Your answer is a single number: the count of lines that contain the string "silniku".

— begin DATASET —

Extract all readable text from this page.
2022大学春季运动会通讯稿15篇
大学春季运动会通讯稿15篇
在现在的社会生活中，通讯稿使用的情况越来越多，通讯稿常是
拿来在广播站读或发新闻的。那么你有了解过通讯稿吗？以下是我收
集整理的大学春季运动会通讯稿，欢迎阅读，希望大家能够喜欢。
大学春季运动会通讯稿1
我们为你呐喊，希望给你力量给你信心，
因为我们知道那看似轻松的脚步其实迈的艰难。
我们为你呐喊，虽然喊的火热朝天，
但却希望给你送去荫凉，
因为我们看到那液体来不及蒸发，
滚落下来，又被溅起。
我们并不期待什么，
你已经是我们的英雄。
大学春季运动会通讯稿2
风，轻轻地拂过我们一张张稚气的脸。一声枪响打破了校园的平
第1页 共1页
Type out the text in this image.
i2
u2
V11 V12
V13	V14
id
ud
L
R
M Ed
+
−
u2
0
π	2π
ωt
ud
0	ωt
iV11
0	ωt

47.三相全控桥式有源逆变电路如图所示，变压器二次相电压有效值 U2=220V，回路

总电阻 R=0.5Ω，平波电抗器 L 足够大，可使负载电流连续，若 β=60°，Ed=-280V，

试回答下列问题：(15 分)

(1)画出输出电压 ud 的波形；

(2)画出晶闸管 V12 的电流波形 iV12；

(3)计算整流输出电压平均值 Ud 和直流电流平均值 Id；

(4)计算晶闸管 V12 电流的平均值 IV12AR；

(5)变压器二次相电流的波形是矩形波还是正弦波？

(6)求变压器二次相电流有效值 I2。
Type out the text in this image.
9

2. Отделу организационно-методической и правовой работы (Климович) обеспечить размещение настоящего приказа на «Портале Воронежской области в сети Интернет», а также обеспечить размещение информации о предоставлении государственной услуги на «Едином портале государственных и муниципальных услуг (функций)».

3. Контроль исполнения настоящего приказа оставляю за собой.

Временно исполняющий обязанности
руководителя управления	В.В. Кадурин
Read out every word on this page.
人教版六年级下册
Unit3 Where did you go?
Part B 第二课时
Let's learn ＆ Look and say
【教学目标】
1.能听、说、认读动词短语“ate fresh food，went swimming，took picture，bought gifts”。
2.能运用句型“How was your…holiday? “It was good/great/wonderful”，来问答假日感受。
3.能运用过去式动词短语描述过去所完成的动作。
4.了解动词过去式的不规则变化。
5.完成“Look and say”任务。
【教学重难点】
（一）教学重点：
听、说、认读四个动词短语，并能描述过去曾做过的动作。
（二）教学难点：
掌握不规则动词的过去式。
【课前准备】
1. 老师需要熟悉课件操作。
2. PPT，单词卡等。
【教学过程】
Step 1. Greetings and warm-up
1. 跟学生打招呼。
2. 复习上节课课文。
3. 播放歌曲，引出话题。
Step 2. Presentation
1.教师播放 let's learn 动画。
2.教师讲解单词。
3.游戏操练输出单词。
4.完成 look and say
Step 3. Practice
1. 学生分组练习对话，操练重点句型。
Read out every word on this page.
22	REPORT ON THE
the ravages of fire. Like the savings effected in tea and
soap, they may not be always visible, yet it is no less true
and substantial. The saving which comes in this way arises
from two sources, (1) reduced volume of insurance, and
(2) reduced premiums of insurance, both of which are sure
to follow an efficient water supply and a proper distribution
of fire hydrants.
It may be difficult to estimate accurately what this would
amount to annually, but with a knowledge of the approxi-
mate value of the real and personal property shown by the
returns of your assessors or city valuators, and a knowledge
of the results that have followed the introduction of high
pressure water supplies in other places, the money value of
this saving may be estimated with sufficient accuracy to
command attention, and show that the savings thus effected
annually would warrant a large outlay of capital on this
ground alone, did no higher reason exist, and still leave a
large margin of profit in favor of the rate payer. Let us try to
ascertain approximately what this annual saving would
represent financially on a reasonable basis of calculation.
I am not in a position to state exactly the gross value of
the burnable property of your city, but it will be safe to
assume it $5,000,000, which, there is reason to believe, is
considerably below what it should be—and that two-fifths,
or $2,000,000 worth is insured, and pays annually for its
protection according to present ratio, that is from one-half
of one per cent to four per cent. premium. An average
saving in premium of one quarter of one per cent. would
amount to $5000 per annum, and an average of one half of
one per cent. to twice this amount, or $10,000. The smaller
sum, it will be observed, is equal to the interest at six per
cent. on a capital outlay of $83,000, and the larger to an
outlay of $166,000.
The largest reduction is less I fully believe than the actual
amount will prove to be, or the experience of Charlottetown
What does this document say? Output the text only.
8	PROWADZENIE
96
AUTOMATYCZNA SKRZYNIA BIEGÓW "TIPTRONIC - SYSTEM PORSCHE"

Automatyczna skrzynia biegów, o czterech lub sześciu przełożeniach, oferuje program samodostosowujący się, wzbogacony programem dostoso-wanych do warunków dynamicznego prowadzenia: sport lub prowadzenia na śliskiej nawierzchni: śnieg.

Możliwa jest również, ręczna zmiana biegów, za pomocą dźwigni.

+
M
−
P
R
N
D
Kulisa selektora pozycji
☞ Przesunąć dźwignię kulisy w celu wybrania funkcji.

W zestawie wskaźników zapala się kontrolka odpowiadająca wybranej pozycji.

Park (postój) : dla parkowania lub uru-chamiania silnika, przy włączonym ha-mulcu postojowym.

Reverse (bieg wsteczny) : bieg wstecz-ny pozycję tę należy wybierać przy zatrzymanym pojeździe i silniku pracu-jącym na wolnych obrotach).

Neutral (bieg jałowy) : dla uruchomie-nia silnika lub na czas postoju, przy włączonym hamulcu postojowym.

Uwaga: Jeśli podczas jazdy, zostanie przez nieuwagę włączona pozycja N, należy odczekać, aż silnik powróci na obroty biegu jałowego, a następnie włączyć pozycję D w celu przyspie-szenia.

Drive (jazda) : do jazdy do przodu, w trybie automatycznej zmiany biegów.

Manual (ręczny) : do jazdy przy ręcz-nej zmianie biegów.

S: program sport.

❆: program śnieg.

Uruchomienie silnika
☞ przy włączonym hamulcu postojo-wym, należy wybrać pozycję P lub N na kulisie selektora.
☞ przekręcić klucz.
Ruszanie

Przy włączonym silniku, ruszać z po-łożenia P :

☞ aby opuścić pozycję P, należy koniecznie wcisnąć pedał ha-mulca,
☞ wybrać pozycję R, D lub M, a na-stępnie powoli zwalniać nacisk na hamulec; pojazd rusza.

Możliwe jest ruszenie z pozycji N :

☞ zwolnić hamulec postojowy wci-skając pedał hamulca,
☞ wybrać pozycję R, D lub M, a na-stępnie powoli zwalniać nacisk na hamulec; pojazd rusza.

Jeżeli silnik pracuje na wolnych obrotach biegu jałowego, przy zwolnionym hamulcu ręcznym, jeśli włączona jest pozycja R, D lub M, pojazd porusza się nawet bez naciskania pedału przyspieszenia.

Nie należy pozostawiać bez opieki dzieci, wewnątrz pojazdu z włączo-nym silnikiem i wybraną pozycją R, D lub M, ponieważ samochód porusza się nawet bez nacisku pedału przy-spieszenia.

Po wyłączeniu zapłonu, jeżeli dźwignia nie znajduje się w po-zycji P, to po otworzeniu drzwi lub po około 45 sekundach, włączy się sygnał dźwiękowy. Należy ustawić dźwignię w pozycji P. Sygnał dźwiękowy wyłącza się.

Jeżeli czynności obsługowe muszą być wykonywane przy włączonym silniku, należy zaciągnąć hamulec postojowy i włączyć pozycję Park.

— end DATASET —

# SOLUTION BELOW:
3